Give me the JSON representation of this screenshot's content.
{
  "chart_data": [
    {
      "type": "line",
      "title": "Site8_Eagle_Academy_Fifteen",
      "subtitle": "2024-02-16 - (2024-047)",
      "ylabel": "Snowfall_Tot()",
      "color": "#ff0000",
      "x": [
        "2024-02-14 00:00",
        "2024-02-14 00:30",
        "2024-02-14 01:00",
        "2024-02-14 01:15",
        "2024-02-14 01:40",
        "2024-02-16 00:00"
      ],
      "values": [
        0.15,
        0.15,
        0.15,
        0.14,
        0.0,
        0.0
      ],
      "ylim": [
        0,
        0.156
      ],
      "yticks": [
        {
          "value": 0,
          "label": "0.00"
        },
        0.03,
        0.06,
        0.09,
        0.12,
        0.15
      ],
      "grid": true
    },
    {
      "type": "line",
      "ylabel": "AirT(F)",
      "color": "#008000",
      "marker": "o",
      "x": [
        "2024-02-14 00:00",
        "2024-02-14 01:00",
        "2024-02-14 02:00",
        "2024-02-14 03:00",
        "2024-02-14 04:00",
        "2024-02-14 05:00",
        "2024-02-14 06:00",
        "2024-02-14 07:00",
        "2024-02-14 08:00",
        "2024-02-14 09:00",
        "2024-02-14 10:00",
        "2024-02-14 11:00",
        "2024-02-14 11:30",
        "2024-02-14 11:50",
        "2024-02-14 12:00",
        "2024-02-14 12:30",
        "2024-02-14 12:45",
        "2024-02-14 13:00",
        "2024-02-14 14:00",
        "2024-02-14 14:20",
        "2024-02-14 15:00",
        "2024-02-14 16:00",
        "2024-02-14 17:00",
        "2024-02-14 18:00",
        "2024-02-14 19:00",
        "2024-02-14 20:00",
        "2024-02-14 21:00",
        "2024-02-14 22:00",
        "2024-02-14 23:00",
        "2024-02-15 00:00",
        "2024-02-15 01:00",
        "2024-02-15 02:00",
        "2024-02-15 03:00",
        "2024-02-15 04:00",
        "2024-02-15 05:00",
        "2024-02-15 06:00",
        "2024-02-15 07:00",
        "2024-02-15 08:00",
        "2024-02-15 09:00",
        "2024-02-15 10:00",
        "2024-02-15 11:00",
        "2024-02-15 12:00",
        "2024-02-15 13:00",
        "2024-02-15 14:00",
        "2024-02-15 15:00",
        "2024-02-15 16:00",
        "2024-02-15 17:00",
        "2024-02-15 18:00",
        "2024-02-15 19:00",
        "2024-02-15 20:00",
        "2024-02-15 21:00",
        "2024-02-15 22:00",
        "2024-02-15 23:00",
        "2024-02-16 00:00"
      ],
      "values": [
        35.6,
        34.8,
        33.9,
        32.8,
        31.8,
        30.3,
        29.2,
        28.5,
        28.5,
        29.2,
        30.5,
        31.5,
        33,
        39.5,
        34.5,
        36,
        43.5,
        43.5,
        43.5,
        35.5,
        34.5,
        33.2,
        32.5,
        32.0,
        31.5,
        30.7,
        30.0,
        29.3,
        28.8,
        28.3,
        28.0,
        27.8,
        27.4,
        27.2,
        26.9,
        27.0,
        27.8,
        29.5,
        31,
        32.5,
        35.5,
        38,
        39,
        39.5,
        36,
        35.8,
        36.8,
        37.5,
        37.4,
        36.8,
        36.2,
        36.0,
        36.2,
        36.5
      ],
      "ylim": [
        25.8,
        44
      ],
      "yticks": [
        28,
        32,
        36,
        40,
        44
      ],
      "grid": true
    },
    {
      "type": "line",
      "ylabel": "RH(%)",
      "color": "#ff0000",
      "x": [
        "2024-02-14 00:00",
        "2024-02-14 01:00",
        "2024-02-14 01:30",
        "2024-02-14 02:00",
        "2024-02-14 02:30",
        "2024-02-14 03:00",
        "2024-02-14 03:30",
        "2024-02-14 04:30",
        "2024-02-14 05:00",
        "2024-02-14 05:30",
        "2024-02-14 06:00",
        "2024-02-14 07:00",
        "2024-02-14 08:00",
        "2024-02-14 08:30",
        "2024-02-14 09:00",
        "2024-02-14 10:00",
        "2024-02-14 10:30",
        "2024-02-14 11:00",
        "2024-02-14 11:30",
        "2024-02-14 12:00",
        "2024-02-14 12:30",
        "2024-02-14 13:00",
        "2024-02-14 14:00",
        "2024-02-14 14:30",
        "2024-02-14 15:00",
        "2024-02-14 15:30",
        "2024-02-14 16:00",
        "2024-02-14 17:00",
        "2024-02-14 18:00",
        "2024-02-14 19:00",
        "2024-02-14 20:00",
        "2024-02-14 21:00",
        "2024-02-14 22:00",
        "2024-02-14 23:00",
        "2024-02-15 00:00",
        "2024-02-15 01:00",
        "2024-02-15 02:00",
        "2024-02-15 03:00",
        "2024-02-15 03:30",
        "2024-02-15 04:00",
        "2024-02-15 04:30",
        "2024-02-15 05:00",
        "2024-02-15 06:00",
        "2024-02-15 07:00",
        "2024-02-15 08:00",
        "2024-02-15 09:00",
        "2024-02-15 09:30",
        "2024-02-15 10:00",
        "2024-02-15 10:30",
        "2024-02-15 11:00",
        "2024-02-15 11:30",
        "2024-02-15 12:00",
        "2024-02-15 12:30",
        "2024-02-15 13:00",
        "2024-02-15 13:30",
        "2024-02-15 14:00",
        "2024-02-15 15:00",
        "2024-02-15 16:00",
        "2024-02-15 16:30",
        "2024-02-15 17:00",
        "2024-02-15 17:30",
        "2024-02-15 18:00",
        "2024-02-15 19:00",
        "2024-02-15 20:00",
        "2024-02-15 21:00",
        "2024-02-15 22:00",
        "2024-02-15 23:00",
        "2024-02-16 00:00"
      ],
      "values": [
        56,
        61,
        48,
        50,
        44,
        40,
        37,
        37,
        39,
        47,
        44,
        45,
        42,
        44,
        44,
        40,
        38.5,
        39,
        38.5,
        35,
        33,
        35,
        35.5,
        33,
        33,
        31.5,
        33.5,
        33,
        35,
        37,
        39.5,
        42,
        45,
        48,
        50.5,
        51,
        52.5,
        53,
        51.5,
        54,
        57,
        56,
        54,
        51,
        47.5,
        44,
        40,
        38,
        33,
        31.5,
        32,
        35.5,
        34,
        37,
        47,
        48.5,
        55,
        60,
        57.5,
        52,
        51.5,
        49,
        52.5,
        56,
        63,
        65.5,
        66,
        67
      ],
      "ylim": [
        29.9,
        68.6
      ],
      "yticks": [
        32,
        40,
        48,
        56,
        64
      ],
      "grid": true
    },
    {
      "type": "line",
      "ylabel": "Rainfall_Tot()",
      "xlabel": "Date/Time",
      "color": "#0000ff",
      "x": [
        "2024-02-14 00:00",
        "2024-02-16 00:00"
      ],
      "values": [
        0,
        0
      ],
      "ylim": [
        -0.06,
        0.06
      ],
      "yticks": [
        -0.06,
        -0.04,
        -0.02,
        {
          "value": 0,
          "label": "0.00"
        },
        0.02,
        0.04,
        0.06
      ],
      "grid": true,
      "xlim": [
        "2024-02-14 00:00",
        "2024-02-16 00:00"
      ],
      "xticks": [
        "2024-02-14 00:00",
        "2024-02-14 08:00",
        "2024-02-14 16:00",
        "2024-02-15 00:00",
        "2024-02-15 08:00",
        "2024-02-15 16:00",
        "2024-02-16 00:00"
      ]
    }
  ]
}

++++++++++++++++++++

**Instruction:** Repeat every line of the records above exactly.

**The solution:**
Give me the JSON representation of this screenshot's content.
{
  "chart_data": [
    {
      "type": "line",
      "title": "Site8_Eagle_Academy_Fifteen",
      "subtitle": "2024-02-16 - (2024-047)",
      "ylabel": "Snowfall_Tot()",
      "color": "#ff0000",
      "x": [
        "2024-02-14 00:00",
        "2024-02-14 00:30",
        "2024-02-14 01:00",
        "2024-02-14 01:15",
        "2024-02-14 01:40",
        "2024-02-16 00:00"
      ],
      "values": [
        0.15,
        0.15,
        0.15,
        0.14,
        0.0,
        0.0
      ],
      "ylim": [
        0,
        0.156
      ],
      "yticks": [
        {
          "value": 0,
          "label": "0.00"
        },
        0.03,
        0.06,
        0.09,
        0.12,
        0.15
      ],
      "grid": true
    },
    {
      "type": "line",
      "ylabel": "AirT(F)",
      "color": "#008000",
      "marker": "o",
      "x": [
        "2024-02-14 00:00",
        "2024-02-14 01:00",
        "2024-02-14 02:00",
        "2024-02-14 03:00",
        "2024-02-14 04:00",
        "2024-02-14 05:00",
        "2024-02-14 06:00",
        "2024-02-14 07:00",
        "2024-02-14 08:00",
        "2024-02-14 09:00",
        "2024-02-14 10:00",
        "2024-02-14 11:00",
        "2024-02-14 11:30",
        "2024-02-14 11:50",
        "2024-02-14 12:00",
        "2024-02-14 12:30",
        "2024-02-14 12:45",
        "2024-02-14 13:00",
        "2024-02-14 14:00",
        "2024-02-14 14:20",
        "2024-02-14 15:00",
        "2024-02-14 16:00",
        "2024-02-14 17:00",
        "2024-02-14 18:00",
        "2024-02-14 19:00",
        "2024-02-14 20:00",
        "2024-02-14 21:00",
        "2024-02-14 22:00",
        "2024-02-14 23:00",
        "2024-02-15 00:00",
        "2024-02-15 01:00",
        "2024-02-15 02:00",
        "2024-02-15 03:00",
        "2024-02-15 04:00",
        "2024-02-15 05:00",
        "2024-02-15 06:00",
        "2024-02-15 07:00",
        "2024-02-15 08:00",
        "2024-02-15 09:00",
        "2024-02-15 10:00",
        "2024-02-15 11:00",
        "2024-02-15 12:00",
        "2024-02-15 13:00",
        "2024-02-15 14:00",
        "2024-02-15 15:00",
        "2024-02-15 16:00",
        "2024-02-15 17:00",
        "2024-02-15 18:00",
        "2024-02-15 19:00",
        "2024-02-15 20:00",
        "2024-02-15 21:00",
        "2024-02-15 22:00",
        "2024-02-15 23:00",
        "2024-02-16 00:00"
      ],
      "values": [
        35.6,
        34.8,
        33.9,
        32.8,
        31.8,
        30.3,
        29.2,
        28.5,
        28.5,
        29.2,
        30.5,
        31.5,
        33,
        39.5,
        34.5,
        36,
        43.5,
        43.5,
        43.5,
        35.5,
        34.5,
        33.2,
        32.5,
        32.0,
        31.5,
        30.7,
        30.0,
        29.3,
        28.8,
        28.3,
        28.0,
        27.8,
        27.4,
        27.2,
        26.9,
        27.0,
        27.8,
        29.5,
        31,
        32.5,
        35.5,
        38,
        39,
        39.5,
        36,
        35.8,
        36.8,
        37.5,
        37.4,
        36.8,
        36.2,
        36.0,
        36.2,
        36.5
      ],
      "ylim": [
        25.8,
        44
      ],
      "yticks": [
        28,
        32,
        36,
        40,
        44
      ],
      "grid": true
    },
    {
      "type": "line",
      "ylabel": "RH(%)",
      "color": "#ff0000",
      "x": [
        "2024-02-14 00:00",
        "2024-02-14 01:00",
        "2024-02-14 01:30",
        "2024-02-14 02:00",
        "2024-02-14 02:30",
        "2024-02-14 03:00",
        "2024-02-14 03:30",
        "2024-02-14 04:30",
        "2024-02-14 05:00",
        "2024-02-14 05:30",
        "2024-02-14 06:00",
        "2024-02-14 07:00",
        "2024-02-14 08:00",
        "2024-02-14 08:30",
        "2024-02-14 09:00",
        "2024-02-14 10:00",
        "2024-02-14 10:30",
        "2024-02-14 11:00",
        "2024-02-14 11:30",
        "2024-02-14 12:00",
        "2024-02-14 12:30",
        "2024-02-14 13:00",
        "2024-02-14 14:00",
        "2024-02-14 14:30",
        "2024-02-14 15:00",
        "2024-02-14 15:30",
        "2024-02-14 16:00",
        "2024-02-14 17:00",
        "2024-02-14 18:00",
        "2024-02-14 19:00",
        "2024-02-14 20:00",
        "2024-02-14 21:00",
        "2024-02-14 22:00",
        "2024-02-14 23:00",
        "2024-02-15 00:00",
        "2024-02-15 01:00",
        "2024-02-15 02:00",
        "2024-02-15 03:00",
        "2024-02-15 03:30",
        "2024-02-15 04:00",
        "2024-02-15 04:30",
        "2024-02-15 05:00",
        "2024-02-15 06:00",
        "2024-02-15 07:00",
        "2024-02-15 08:00",
        "2024-02-15 09:00",
        "2024-02-15 09:30",
        "2024-02-15 10:00",
        "2024-02-15 10:30",
        "2024-02-15 11:00",
        "2024-02-15 11:30",
        "2024-02-15 12:00",
        "2024-02-15 12:30",
        "2024-02-15 13:00",
        "2024-02-15 13:30",
        "2024-02-15 14:00",
        "2024-02-15 15:00",
        "2024-02-15 16:00",
        "2024-02-15 16:30",
        "2024-02-15 17:00",
        "2024-02-15 17:30",
        "2024-02-15 18:00",
        "2024-02-15 19:00",
        "2024-02-15 20:00",
        "2024-02-15 21:00",
        "2024-02-15 22:00",
        "2024-02-15 23:00",
        "2024-02-16 00:00"
      ],
      "values": [
        56,
        61,
        48,
        50,
        44,
        40,
        37,
        37,
        39,
        47,
        44,
        45,
        42,
        44,
        44,
        40,
        38.5,
        39,
        38.5,
        35,
        33,
        35,
        35.5,
        33,
        33,
        31.5,
        33.5,
        33,
        35,
        37,
        39.5,
        42,
        45,
        48,
        50.5,
        51,
        52.5,
        53,
        51.5,
        54,
        57,
        56,
        54,
        51,
        47.5,
        44,
        40,
        38,
        33,
        31.5,
        32,
        35.5,
        34,
        37,
        47,
        48.5,
        55,
        60,
        57.5,
        52,
        51.5,
        49,
        52.5,
        56,
        63,
        65.5,
        66,
        67
      ],
      "ylim": [
        29.9,
        68.6
      ],
      "yticks": [
        32,
        40,
        48,
        56,
        64
      ],
      "grid": true
    },
    {
      "type": "line",
      "ylabel": "Rainfall_Tot()",
      "xlabel": "Date/Time",
      "color": "#0000ff",
      "x": [
        "2024-02-14 00:00",
        "2024-02-16 00:00"
      ],
      "values": [
        0,
        0
      ],
      "ylim": [
        -0.06,
        0.06
      ],
      "yticks": [
        -0.06,
        -0.04,
        -0.02,
        {
          "value": 0,
          "label": "0.00"
        },
        0.02,
        0.04,
        0.06
      ],
      "grid": true,
      "xlim": [
        "2024-02-14 00:00",
        "2024-02-16 00:00"
      ],
      "xticks": [
        "2024-02-14 00:00",
        "2024-02-14 08:00",
        "2024-02-14 16:00",
        "2024-02-15 00:00",
        "2024-02-15 08:00",
        "2024-02-15 16:00",
        "2024-02-16 00:00"
      ]
    }
  ]
}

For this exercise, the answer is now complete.